§ **WHAT THIS TASK INVOLVES**:
Scan the lines below for the word "Click". Copy each line you find it in.

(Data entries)
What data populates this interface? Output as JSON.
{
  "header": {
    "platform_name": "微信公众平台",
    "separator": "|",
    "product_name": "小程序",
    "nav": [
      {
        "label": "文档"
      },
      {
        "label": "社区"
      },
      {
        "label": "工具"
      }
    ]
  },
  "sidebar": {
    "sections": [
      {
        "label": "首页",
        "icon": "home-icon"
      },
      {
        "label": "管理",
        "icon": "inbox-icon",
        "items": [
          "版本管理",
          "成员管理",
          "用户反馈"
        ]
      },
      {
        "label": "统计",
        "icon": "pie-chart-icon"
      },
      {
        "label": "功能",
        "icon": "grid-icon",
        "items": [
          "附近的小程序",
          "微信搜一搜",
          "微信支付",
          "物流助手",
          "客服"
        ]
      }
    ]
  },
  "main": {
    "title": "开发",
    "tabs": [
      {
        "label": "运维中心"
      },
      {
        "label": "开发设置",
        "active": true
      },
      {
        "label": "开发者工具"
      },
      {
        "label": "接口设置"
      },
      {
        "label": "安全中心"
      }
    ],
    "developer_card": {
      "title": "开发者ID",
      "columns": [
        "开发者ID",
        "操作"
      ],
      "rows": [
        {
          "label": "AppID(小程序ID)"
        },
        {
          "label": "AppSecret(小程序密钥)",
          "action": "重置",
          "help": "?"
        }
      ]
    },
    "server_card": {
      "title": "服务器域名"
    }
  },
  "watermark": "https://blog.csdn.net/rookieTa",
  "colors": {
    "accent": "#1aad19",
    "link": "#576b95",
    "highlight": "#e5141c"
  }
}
==
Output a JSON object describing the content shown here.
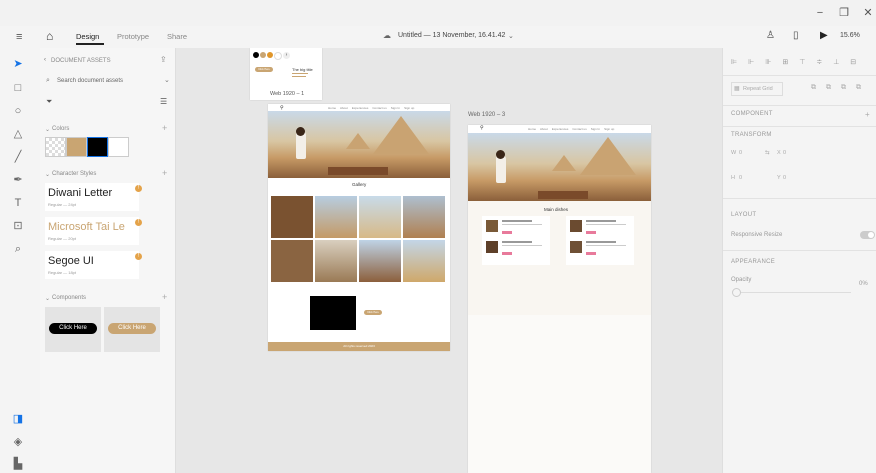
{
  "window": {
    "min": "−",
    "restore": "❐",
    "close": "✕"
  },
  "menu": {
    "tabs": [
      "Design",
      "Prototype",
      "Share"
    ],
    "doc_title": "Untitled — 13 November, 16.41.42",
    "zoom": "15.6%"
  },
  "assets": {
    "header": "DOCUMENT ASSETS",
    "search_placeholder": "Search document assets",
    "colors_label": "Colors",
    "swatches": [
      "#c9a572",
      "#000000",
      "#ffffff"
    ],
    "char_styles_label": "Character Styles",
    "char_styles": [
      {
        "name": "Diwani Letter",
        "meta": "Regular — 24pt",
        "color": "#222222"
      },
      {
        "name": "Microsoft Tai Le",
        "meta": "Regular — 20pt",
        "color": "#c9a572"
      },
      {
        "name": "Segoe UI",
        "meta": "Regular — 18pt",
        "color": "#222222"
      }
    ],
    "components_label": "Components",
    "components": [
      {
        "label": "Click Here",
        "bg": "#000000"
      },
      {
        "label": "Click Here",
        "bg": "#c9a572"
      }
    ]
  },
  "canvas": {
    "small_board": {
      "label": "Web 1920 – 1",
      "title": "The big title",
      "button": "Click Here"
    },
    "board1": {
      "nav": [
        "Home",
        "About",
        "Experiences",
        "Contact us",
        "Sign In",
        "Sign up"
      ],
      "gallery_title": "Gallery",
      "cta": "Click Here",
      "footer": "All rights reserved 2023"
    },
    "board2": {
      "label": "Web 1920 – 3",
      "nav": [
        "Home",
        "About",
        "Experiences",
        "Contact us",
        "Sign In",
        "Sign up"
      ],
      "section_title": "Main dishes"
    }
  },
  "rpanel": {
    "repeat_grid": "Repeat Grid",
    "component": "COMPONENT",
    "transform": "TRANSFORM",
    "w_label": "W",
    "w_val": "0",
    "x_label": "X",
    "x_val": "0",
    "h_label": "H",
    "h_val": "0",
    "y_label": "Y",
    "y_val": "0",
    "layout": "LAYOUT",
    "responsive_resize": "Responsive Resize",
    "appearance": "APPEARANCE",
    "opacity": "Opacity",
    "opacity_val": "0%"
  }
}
---
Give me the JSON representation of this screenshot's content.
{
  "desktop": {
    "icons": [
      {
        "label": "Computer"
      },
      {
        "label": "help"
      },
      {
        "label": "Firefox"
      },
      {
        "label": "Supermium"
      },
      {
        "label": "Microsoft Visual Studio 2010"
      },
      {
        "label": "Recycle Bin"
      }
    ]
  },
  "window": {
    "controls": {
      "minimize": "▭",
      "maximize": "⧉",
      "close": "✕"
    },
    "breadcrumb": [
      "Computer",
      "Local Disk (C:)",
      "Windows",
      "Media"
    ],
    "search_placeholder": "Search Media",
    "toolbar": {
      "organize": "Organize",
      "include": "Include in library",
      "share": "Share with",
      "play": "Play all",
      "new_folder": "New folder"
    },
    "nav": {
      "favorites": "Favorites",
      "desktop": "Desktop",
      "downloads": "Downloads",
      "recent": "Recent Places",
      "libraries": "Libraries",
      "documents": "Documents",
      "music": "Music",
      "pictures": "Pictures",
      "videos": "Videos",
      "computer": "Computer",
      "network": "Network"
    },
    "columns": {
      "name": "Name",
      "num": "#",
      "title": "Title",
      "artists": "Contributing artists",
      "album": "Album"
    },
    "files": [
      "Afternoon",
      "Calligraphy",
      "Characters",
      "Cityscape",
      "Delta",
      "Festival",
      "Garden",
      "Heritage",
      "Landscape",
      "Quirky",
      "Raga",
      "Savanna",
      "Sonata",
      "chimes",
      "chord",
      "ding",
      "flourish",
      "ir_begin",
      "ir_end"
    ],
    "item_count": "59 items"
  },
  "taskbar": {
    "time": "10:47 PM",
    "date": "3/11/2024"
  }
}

§ **COMPLETE OUTPUT**:
        "label": "Click Here",
        "label": "Click Here",
      "button": "Click Here"
      "cta": "Click Here",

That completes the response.